--- Begin RECORD EXTRACTS ---

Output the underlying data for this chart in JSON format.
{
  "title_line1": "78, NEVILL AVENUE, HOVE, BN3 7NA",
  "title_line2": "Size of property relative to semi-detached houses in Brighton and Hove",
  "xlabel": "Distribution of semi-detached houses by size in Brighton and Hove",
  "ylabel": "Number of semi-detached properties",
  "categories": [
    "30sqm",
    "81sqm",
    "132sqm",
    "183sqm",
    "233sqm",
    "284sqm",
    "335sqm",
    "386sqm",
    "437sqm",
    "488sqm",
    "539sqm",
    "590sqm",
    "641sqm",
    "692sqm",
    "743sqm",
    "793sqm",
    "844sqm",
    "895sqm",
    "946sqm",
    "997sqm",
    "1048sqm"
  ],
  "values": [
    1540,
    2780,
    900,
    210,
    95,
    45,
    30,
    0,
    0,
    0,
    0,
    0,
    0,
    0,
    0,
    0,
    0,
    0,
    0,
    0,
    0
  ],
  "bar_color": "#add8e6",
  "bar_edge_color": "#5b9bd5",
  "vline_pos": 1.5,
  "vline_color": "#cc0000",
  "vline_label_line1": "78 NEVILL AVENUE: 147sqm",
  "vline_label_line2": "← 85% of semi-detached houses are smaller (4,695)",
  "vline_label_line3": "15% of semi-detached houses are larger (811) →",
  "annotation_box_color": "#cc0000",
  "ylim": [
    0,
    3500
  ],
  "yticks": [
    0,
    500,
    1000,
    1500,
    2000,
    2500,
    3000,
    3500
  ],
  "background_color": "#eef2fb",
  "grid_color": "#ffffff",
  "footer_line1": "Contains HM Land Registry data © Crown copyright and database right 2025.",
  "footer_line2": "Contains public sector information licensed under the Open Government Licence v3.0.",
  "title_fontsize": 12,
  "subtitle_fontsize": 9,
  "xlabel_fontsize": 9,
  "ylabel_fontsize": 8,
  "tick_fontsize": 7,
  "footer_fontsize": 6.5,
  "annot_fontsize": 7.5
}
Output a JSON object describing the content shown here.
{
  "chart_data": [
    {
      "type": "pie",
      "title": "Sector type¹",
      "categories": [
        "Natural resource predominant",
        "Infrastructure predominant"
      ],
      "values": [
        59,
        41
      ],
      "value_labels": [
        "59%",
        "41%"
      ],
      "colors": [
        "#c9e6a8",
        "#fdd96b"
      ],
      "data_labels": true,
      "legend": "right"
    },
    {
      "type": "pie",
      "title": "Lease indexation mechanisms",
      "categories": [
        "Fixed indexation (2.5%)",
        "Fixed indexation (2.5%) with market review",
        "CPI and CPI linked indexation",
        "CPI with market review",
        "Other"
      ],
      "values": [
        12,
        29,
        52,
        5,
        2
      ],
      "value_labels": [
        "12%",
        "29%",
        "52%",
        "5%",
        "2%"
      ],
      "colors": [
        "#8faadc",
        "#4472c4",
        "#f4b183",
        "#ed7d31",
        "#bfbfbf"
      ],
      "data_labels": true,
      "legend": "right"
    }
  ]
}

--- End RECORD EXTRACTS ---

Find the lines above that include the string "with" and copy them.

        "Fixed indexation (2.5%) with market review",
        "CPI with market review",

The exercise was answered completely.